Task goal. Only the lines from the one containing "Transcribe this image's" through the final line of the material below should be output, exactly as they stand.

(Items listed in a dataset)
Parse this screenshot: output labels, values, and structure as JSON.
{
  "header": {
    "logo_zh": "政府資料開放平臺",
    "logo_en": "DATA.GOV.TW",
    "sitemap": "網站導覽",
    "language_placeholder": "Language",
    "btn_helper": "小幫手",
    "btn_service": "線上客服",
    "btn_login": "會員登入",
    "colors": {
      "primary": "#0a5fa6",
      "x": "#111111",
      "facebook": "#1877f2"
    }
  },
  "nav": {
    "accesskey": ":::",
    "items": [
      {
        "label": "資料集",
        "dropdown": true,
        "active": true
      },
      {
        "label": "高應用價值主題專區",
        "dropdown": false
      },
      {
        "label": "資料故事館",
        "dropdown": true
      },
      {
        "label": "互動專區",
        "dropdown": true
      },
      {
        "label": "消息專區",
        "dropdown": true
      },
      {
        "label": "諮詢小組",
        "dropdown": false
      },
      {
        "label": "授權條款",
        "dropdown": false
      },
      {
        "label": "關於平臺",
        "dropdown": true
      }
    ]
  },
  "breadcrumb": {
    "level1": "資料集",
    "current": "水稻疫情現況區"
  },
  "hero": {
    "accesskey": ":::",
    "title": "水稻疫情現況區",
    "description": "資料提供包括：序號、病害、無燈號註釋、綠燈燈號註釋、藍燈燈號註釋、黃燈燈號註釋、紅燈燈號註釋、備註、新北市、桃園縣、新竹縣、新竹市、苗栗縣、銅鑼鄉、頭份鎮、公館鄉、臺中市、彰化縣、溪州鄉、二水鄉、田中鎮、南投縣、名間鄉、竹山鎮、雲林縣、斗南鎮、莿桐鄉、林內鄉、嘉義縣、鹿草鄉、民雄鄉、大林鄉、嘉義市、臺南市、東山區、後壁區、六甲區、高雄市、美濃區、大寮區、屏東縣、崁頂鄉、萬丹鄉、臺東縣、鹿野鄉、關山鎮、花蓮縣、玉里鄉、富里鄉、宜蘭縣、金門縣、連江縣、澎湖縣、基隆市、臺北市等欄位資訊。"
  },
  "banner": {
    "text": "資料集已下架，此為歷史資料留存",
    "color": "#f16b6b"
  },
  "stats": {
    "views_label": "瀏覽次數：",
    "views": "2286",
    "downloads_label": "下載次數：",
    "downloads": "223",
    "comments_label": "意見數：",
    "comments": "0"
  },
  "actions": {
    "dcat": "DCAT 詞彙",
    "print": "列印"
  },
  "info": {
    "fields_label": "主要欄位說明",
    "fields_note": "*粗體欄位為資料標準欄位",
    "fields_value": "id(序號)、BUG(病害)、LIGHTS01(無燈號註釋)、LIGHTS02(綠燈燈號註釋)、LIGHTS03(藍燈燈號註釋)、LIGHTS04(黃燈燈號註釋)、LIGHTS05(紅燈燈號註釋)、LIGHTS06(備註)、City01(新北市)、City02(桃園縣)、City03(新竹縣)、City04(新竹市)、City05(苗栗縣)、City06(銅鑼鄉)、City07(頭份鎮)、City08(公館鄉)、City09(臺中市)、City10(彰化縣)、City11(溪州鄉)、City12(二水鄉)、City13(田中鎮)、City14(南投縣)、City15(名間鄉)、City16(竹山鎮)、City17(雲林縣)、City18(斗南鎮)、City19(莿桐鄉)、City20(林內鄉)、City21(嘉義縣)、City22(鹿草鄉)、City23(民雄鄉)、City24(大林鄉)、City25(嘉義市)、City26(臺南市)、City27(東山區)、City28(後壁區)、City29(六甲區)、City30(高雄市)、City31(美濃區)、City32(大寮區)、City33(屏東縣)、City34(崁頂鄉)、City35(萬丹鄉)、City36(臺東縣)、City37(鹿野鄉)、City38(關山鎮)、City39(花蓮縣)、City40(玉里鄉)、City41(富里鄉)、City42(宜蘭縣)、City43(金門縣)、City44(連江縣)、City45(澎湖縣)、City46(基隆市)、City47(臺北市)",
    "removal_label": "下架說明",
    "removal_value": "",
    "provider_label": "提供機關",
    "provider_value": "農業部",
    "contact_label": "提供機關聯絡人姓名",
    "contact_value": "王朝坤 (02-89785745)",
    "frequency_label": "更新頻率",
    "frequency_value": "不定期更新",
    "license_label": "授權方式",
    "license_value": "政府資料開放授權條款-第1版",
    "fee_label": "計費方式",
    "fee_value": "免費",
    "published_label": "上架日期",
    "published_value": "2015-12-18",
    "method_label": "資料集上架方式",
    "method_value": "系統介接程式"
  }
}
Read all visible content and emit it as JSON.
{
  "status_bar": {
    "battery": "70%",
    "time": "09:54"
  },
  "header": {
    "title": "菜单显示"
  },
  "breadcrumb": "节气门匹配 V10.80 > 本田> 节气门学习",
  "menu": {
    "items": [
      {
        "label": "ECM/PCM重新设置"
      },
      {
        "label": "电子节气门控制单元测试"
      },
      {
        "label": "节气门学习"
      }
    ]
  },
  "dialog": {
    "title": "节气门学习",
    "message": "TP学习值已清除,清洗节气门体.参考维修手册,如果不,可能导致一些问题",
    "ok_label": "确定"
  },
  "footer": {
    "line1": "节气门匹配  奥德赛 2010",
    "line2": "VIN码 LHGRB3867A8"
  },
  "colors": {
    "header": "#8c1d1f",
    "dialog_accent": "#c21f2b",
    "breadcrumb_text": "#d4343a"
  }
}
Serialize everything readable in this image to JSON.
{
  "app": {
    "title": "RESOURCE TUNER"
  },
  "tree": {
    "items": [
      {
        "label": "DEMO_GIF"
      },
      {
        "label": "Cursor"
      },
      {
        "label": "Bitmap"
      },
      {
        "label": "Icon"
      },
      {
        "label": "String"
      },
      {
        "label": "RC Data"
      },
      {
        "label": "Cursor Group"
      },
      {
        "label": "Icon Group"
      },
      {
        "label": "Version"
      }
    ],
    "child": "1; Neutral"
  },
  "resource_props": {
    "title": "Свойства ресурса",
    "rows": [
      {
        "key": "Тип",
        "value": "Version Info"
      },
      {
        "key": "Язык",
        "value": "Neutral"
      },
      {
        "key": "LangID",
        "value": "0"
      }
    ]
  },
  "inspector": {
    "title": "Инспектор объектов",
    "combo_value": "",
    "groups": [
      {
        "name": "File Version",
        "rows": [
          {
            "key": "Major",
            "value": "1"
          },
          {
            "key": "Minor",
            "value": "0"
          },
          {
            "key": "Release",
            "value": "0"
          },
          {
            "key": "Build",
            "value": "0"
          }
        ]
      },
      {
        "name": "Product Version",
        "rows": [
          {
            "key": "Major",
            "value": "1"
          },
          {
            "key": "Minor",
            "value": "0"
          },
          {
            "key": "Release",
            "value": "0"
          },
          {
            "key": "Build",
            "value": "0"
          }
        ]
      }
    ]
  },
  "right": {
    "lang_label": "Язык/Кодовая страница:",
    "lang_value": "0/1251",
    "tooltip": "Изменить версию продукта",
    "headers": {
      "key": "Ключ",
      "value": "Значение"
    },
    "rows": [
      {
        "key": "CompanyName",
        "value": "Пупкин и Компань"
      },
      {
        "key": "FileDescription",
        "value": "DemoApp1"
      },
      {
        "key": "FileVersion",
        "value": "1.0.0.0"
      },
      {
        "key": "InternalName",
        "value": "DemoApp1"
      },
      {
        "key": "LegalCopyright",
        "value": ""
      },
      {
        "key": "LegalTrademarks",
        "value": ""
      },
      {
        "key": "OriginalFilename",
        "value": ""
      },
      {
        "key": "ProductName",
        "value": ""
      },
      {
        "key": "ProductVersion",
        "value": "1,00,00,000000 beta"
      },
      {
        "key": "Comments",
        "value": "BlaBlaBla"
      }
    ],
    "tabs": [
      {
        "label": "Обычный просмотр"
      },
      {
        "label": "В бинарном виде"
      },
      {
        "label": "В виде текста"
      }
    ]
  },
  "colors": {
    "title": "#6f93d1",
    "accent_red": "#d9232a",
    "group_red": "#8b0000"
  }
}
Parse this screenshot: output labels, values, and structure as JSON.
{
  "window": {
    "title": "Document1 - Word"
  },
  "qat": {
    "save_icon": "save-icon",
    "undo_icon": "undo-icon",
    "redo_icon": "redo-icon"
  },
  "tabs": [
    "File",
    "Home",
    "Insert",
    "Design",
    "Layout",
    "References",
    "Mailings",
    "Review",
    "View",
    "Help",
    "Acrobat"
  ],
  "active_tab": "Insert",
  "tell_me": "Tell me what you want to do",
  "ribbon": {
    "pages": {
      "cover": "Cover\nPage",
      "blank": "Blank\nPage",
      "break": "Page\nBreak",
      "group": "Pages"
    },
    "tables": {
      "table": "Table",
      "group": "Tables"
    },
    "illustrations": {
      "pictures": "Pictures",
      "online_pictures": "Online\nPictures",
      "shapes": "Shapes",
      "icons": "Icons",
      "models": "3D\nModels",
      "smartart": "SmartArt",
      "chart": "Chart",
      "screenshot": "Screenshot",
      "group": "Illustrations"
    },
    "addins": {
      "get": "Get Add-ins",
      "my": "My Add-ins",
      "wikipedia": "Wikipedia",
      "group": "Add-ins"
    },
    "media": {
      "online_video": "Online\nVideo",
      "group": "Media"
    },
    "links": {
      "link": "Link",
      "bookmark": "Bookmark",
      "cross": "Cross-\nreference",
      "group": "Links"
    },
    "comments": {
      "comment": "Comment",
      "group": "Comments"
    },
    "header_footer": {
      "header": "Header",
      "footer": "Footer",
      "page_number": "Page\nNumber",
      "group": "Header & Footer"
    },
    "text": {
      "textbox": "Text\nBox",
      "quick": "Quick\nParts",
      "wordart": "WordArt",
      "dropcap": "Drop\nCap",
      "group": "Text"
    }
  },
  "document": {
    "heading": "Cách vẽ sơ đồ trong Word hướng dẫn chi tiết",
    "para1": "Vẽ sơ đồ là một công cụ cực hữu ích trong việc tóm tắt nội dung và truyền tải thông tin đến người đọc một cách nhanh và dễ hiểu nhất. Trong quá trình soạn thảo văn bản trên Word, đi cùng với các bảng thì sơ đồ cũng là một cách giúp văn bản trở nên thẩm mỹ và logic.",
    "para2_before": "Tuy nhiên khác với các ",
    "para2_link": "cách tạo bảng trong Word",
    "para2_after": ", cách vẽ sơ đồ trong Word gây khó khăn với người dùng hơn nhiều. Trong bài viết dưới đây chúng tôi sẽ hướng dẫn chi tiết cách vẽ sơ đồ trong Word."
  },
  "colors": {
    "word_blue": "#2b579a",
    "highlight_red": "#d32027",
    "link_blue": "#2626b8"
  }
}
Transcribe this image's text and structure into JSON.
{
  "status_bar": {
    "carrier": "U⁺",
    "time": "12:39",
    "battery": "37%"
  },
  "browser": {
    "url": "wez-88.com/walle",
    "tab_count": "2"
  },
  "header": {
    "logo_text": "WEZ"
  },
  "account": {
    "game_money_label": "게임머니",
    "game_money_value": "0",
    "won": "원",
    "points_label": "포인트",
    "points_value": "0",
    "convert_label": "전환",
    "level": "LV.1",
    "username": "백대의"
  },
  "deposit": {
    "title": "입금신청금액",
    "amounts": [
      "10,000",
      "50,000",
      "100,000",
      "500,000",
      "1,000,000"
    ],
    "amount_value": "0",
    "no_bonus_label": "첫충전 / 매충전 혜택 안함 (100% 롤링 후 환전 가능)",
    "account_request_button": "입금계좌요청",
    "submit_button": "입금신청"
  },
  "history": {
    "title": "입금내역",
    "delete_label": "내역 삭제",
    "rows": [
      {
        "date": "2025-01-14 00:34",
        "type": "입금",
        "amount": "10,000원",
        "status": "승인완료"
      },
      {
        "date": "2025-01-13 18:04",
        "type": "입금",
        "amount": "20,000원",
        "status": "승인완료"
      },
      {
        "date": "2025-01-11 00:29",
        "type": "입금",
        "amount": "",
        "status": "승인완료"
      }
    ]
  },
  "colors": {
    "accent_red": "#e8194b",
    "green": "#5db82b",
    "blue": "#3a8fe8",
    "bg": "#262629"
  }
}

Final result.
Transcribe this image's text and structure into JSON.
{
  "status_bar": {
    "carrier": "U⁺",
    "time": "12:39",
    "battery": "37%"
  },
  "browser": {
    "url": "wez-88.com/walle",
    "tab_count": "2"
  },
  "header": {
    "logo_text": "WEZ"
  },
  "account": {
    "game_money_label": "게임머니",
    "game_money_value": "0",
    "won": "원",
    "points_label": "포인트",
    "points_value": "0",
    "convert_label": "전환",
    "level": "LV.1",
    "username": "백대의"
  },
  "deposit": {
    "title": "입금신청금액",
    "amounts": [
      "10,000",
      "50,000",
      "100,000",
      "500,000",
      "1,000,000"
    ],
    "amount_value": "0",
    "no_bonus_label": "첫충전 / 매충전 혜택 안함 (100% 롤링 후 환전 가능)",
    "account_request_button": "입금계좌요청",
    "submit_button": "입금신청"
  },
  "history": {
    "title": "입금내역",
    "delete_label": "내역 삭제",
    "rows": [
      {
        "date": "2025-01-14 00:34",
        "type": "입금",
        "amount": "10,000원",
        "status": "승인완료"
      },
      {
        "date": "2025-01-13 18:04",
        "type": "입금",
        "amount": "20,000원",
        "status": "승인완료"
      },
      {
        "date": "2025-01-11 00:29",
        "type": "입금",
        "amount": "",
        "status": "승인완료"
      }
    ]
  },
  "colors": {
    "accent_red": "#e8194b",
    "green": "#5db82b",
    "blue": "#3a8fe8",
    "bg": "#262629"
  }
}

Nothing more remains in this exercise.